> **TASK INSTRUCTIONS**: Please transcribe the records precisely; pictures stay out of your copy.

— start DATA LINES —

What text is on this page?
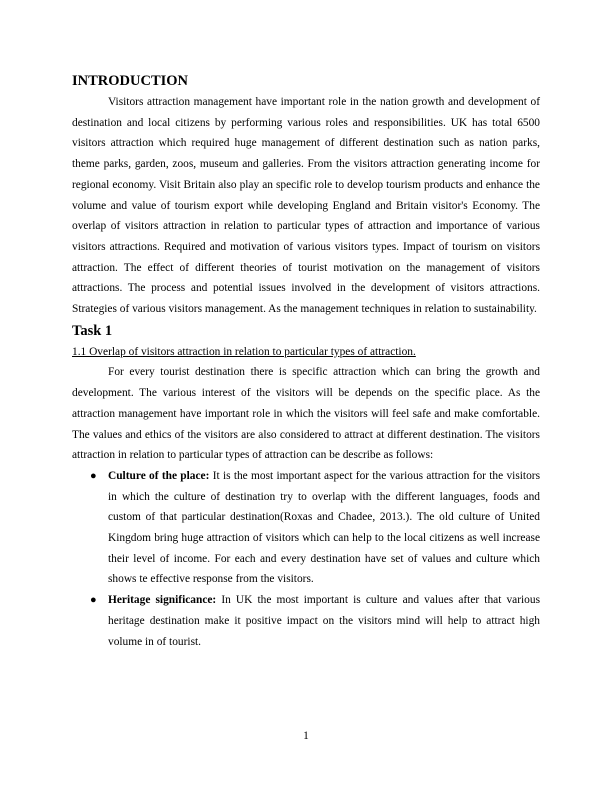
INTRODUCTION

Visitors attraction management have important role in the nation growth and development of destination and local citizens by performing various roles and responsibilities. UK has total 6500 visitors attraction which required huge management of different destination such as nation parks, theme parks, garden, zoos, museum and galleries. From the visitors attraction generating income for regional economy. Visit Britain also play an specific role to develop tourism products and enhance the volume and value of tourism export while developing England and Britain visitor's Economy. The overlap of visitors attraction in relation to particular types of attraction and importance of various visitors attractions. Required and motivation of various visitors types. Impact of tourism on visitors attraction. The effect of different theories of tourist motivation on the management of visitors attractions. The process and potential issues involved in the development of visitors attractions. Strategies of various visitors management. As the management techniques in relation to sustainability.

Task 1
1.1 Overlap of visitors attraction in relation to particular types of attraction.

For every tourist destination there is specific attraction which can bring the growth and development. The various interest of the visitors will be depends on the specific place. As the attraction management have important role in which the visitors will feel safe and make comfortable. The values and ethics of the visitors are also considered to attract at different destination. The visitors attraction in relation to particular types of attraction can be describe as follows:

● Culture of the place: It is the most important aspect for the various attraction for the visitors in which the culture of destination try to overlap with the different languages, foods and custom of that particular destination(Roxas and Chadee, 2013.). The old culture of United Kingdom bring huge attraction of visitors which can help to the local citizens as well increase their level of income. For each and every destination have set of values and culture which shows te effective response from the visitors.
● Heritage significance: In UK the most important is culture and values after that various heritage destination make it positive impact on the visitors mind will help to attract high volume in of tourist.
1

— end DATA LINES —

> **CORRECT OUTPUT**:
What text is on this page?
INTRODUCTION

Visitors attraction management have important role in the nation growth and development of destination and local citizens by performing various roles and responsibilities. UK has total 6500 visitors attraction which required huge management of different destination such as nation parks, theme parks, garden, zoos, museum and galleries. From the visitors attraction generating income for regional economy. Visit Britain also play an specific role to develop tourism products and enhance the volume and value of tourism export while developing England and Britain visitor's Economy. The overlap of visitors attraction in relation to particular types of attraction and importance of various visitors attractions. Required and motivation of various visitors types. Impact of tourism on visitors attraction. The effect of different theories of tourist motivation on the management of visitors attractions. The process and potential issues involved in the development of visitors attractions. Strategies of various visitors management. As the management techniques in relation to sustainability.

Task 1
1.1 Overlap of visitors attraction in relation to particular types of attraction.

For every tourist destination there is specific attraction which can bring the growth and development. The various interest of the visitors will be depends on the specific place. As the attraction management have important role in which the visitors will feel safe and make comfortable. The values and ethics of the visitors are also considered to attract at different destination. The visitors attraction in relation to particular types of attraction can be describe as follows:

● Culture of the place: It is the most important aspect for the various attraction for the visitors in which the culture of destination try to overlap with the different languages, foods and custom of that particular destination(Roxas and Chadee, 2013.). The old culture of United Kingdom bring huge attraction of visitors which can help to the local citizens as well increase their level of income. For each and every destination have set of values and culture which shows te effective response from the visitors.
● Heritage significance: In UK the most important is culture and values after that various heritage destination make it positive impact on the visitors mind will help to attract high volume in of tourist.
1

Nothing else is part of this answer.